┌─ Information shown

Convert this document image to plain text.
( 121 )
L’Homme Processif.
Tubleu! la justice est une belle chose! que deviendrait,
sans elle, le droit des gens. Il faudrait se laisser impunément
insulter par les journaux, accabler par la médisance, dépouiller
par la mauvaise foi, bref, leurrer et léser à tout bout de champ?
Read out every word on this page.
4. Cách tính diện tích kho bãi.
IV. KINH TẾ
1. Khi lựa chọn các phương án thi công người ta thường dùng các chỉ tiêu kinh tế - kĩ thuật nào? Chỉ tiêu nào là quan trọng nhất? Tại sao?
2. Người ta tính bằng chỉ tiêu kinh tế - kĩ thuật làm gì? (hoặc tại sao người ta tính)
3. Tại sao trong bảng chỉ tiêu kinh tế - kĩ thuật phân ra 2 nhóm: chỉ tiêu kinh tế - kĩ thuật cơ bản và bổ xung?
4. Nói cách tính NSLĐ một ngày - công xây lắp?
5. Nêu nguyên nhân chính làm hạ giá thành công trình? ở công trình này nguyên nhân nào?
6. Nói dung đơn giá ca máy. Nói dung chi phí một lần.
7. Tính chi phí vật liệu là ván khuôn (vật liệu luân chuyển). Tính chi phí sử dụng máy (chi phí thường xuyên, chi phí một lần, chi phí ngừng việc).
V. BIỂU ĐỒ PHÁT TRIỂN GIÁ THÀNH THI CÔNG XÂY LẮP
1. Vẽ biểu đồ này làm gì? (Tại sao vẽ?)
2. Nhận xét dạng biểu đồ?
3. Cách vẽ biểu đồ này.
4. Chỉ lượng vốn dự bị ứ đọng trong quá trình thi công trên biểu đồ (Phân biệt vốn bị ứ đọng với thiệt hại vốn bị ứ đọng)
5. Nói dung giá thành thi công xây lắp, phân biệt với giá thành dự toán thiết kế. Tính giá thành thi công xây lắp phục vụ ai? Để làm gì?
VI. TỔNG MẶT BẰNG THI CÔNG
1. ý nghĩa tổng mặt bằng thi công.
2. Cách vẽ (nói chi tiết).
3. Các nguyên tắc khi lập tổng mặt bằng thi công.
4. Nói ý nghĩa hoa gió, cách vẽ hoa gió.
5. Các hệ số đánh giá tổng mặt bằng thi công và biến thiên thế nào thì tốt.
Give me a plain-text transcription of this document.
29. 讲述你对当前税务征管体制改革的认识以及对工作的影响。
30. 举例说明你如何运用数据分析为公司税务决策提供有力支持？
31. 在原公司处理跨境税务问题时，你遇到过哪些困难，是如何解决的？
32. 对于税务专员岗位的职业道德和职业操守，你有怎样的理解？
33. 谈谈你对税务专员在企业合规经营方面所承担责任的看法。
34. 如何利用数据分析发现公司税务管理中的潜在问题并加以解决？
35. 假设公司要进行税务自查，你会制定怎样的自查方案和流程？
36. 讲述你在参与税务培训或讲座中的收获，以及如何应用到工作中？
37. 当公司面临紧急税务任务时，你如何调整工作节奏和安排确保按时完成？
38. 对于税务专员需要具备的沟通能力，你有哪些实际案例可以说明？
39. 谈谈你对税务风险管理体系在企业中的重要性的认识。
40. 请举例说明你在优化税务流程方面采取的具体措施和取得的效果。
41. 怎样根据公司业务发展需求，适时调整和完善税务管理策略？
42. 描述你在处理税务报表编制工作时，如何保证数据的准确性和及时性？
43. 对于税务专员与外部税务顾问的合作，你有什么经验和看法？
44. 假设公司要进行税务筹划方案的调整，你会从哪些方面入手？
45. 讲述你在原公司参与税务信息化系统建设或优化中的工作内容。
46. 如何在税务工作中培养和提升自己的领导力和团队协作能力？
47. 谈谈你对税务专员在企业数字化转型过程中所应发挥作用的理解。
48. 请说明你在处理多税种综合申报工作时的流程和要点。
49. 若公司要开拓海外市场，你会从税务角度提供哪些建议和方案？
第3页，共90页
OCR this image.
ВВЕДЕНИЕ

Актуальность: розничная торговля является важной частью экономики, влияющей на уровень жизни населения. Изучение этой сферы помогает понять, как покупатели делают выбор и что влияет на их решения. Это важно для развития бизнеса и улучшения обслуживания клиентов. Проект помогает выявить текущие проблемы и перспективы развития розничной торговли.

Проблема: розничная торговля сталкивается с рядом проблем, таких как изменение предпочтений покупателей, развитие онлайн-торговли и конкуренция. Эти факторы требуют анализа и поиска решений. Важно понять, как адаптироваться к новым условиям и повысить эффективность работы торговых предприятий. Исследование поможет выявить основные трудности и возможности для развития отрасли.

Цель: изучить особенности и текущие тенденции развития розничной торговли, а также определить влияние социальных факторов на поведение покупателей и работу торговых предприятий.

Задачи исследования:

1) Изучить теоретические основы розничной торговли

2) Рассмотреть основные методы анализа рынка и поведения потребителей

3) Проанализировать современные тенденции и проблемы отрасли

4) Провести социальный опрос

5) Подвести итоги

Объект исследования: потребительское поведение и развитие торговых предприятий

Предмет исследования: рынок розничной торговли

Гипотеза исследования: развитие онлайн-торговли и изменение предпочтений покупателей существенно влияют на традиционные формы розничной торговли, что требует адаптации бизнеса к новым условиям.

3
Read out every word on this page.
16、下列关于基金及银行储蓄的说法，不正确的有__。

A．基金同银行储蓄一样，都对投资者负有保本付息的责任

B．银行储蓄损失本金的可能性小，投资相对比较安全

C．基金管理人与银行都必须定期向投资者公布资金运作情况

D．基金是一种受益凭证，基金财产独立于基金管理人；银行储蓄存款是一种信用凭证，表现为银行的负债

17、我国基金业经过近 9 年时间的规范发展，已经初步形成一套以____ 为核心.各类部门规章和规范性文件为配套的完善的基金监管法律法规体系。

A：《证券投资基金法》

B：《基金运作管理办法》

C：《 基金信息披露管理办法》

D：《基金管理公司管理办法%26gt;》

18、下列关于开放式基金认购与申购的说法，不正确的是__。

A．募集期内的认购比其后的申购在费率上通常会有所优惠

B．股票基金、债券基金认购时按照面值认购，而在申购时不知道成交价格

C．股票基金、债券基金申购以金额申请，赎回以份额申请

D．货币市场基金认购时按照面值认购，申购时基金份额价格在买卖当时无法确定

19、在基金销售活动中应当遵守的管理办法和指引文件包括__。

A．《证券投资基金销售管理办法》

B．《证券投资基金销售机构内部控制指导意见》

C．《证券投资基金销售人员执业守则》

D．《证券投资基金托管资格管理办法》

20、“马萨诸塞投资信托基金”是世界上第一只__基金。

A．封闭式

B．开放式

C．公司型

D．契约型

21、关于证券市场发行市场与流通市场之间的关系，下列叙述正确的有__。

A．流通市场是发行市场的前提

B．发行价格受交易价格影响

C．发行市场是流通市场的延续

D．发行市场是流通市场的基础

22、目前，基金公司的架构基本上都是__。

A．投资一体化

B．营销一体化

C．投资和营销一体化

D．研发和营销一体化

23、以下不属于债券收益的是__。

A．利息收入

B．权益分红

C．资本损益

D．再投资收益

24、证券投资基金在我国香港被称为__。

└─

__Stated problem__. Extract the entries above verbatim.

__The response__.
Convert this document image to plain text.
( 121 )
L’Homme Processif.
Tubleu! la justice est une belle chose! que deviendrait,
sans elle, le droit des gens. Il faudrait se laisser impunément
insulter par les journaux, accabler par la médisance, dépouiller
par la mauvaise foi, bref, leurrer et léser à tout bout de champ?
Read out every word on this page.
4. Cách tính diện tích kho bãi.
IV. KINH TẾ
1. Khi lựa chọn các phương án thi công người ta thường dùng các chỉ tiêu kinh tế - kĩ thuật nào? Chỉ tiêu nào là quan trọng nhất? Tại sao?
2. Người ta tính bằng chỉ tiêu kinh tế - kĩ thuật làm gì? (hoặc tại sao người ta tính)
3. Tại sao trong bảng chỉ tiêu kinh tế - kĩ thuật phân ra 2 nhóm: chỉ tiêu kinh tế - kĩ thuật cơ bản và bổ xung?
4. Nói cách tính NSLĐ một ngày - công xây lắp?
5. Nêu nguyên nhân chính làm hạ giá thành công trình? ở công trình này nguyên nhân nào?
6. Nói dung đơn giá ca máy. Nói dung chi phí một lần.
7. Tính chi phí vật liệu là ván khuôn (vật liệu luân chuyển). Tính chi phí sử dụng máy (chi phí thường xuyên, chi phí một lần, chi phí ngừng việc).
V. BIỂU ĐỒ PHÁT TRIỂN GIÁ THÀNH THI CÔNG XÂY LẮP
1. Vẽ biểu đồ này làm gì? (Tại sao vẽ?)
2. Nhận xét dạng biểu đồ?
3. Cách vẽ biểu đồ này.
4. Chỉ lượng vốn dự bị ứ đọng trong quá trình thi công trên biểu đồ (Phân biệt vốn bị ứ đọng với thiệt hại vốn bị ứ đọng)
5. Nói dung giá thành thi công xây lắp, phân biệt với giá thành dự toán thiết kế. Tính giá thành thi công xây lắp phục vụ ai? Để làm gì?
VI. TỔNG MẶT BẰNG THI CÔNG
1. ý nghĩa tổng mặt bằng thi công.
2. Cách vẽ (nói chi tiết).
3. Các nguyên tắc khi lập tổng mặt bằng thi công.
4. Nói ý nghĩa hoa gió, cách vẽ hoa gió.
5. Các hệ số đánh giá tổng mặt bằng thi công và biến thiên thế nào thì tốt.
Give me a plain-text transcription of this document.
29. 讲述你对当前税务征管体制改革的认识以及对工作的影响。
30. 举例说明你如何运用数据分析为公司税务决策提供有力支持？
31. 在原公司处理跨境税务问题时，你遇到过哪些困难，是如何解决的？
32. 对于税务专员岗位的职业道德和职业操守，你有怎样的理解？
33. 谈谈你对税务专员在企业合规经营方面所承担责任的看法。
34. 如何利用数据分析发现公司税务管理中的潜在问题并加以解决？
35. 假设公司要进行税务自查，你会制定怎样的自查方案和流程？
36. 讲述你在参与税务培训或讲座中的收获，以及如何应用到工作中？
37. 当公司面临紧急税务任务时，你如何调整工作节奏和安排确保按时完成？
38. 对于税务专员需要具备的沟通能力，你有哪些实际案例可以说明？
39. 谈谈你对税务风险管理体系在企业中的重要性的认识。
40. 请举例说明你在优化税务流程方面采取的具体措施和取得的效果。
41. 怎样根据公司业务发展需求，适时调整和完善税务管理策略？
42. 描述你在处理税务报表编制工作时，如何保证数据的准确性和及时性？
43. 对于税务专员与外部税务顾问的合作，你有什么经验和看法？
44. 假设公司要进行税务筹划方案的调整，你会从哪些方面入手？
45. 讲述你在原公司参与税务信息化系统建设或优化中的工作内容。
46. 如何在税务工作中培养和提升自己的领导力和团队协作能力？
47. 谈谈你对税务专员在企业数字化转型过程中所应发挥作用的理解。
48. 请说明你在处理多税种综合申报工作时的流程和要点。
49. 若公司要开拓海外市场，你会从税务角度提供哪些建议和方案？
第3页，共90页
OCR this image.
ВВЕДЕНИЕ

Актуальность: розничная торговля является важной частью экономики, влияющей на уровень жизни населения. Изучение этой сферы помогает понять, как покупатели делают выбор и что влияет на их решения. Это важно для развития бизнеса и улучшения обслуживания клиентов. Проект помогает выявить текущие проблемы и перспективы развития розничной торговли.

Проблема: розничная торговля сталкивается с рядом проблем, таких как изменение предпочтений покупателей, развитие онлайн-торговли и конкуренция. Эти факторы требуют анализа и поиска решений. Важно понять, как адаптироваться к новым условиям и повысить эффективность работы торговых предприятий. Исследование поможет выявить основные трудности и возможности для развития отрасли.

Цель: изучить особенности и текущие тенденции развития розничной торговли, а также определить влияние социальных факторов на поведение покупателей и работу торговых предприятий.

Задачи исследования:

1) Изучить теоретические основы розничной торговли

2) Рассмотреть основные методы анализа рынка и поведения потребителей

3) Проанализировать современные тенденции и проблемы отрасли

4) Провести социальный опрос

5) Подвести итоги

Объект исследования: потребительское поведение и развитие торговых предприятий

Предмет исследования: рынок розничной торговли

Гипотеза исследования: развитие онлайн-торговли и изменение предпочтений покупателей существенно влияют на традиционные формы розничной торговли, что требует адаптации бизнеса к новым условиям.

3
Read out every word on this page.
16、下列关于基金及银行储蓄的说法，不正确的有__。

A．基金同银行储蓄一样，都对投资者负有保本付息的责任

B．银行储蓄损失本金的可能性小，投资相对比较安全

C．基金管理人与银行都必须定期向投资者公布资金运作情况

D．基金是一种受益凭证，基金财产独立于基金管理人；银行储蓄存款是一种信用凭证，表现为银行的负债

17、我国基金业经过近 9 年时间的规范发展，已经初步形成一套以____ 为核心.各类部门规章和规范性文件为配套的完善的基金监管法律法规体系。

A：《证券投资基金法》

B：《基金运作管理办法》

C：《 基金信息披露管理办法》

D：《基金管理公司管理办法%26gt;》

18、下列关于开放式基金认购与申购的说法，不正确的是__。

A．募集期内的认购比其后的申购在费率上通常会有所优惠

B．股票基金、债券基金认购时按照面值认购，而在申购时不知道成交价格

C．股票基金、债券基金申购以金额申请，赎回以份额申请

D．货币市场基金认购时按照面值认购，申购时基金份额价格在买卖当时无法确定

19、在基金销售活动中应当遵守的管理办法和指引文件包括__。

A．《证券投资基金销售管理办法》

B．《证券投资基金销售机构内部控制指导意见》

C．《证券投资基金销售人员执业守则》

D．《证券投资基金托管资格管理办法》

20、“马萨诸塞投资信托基金”是世界上第一只__基金。

A．封闭式

B．开放式

C．公司型

D．契约型

21、关于证券市场发行市场与流通市场之间的关系，下列叙述正确的有__。

A．流通市场是发行市场的前提

B．发行价格受交易价格影响

C．发行市场是流通市场的延续

D．发行市场是流通市场的基础

22、目前，基金公司的架构基本上都是__。

A．投资一体化

B．营销一体化

C．投资和营销一体化

D．研发和营销一体化

23、以下不属于债券收益的是__。

A．利息收入

B．权益分红

C．资本损益

D．再投资收益

24、证券投资基金在我国香港被称为__。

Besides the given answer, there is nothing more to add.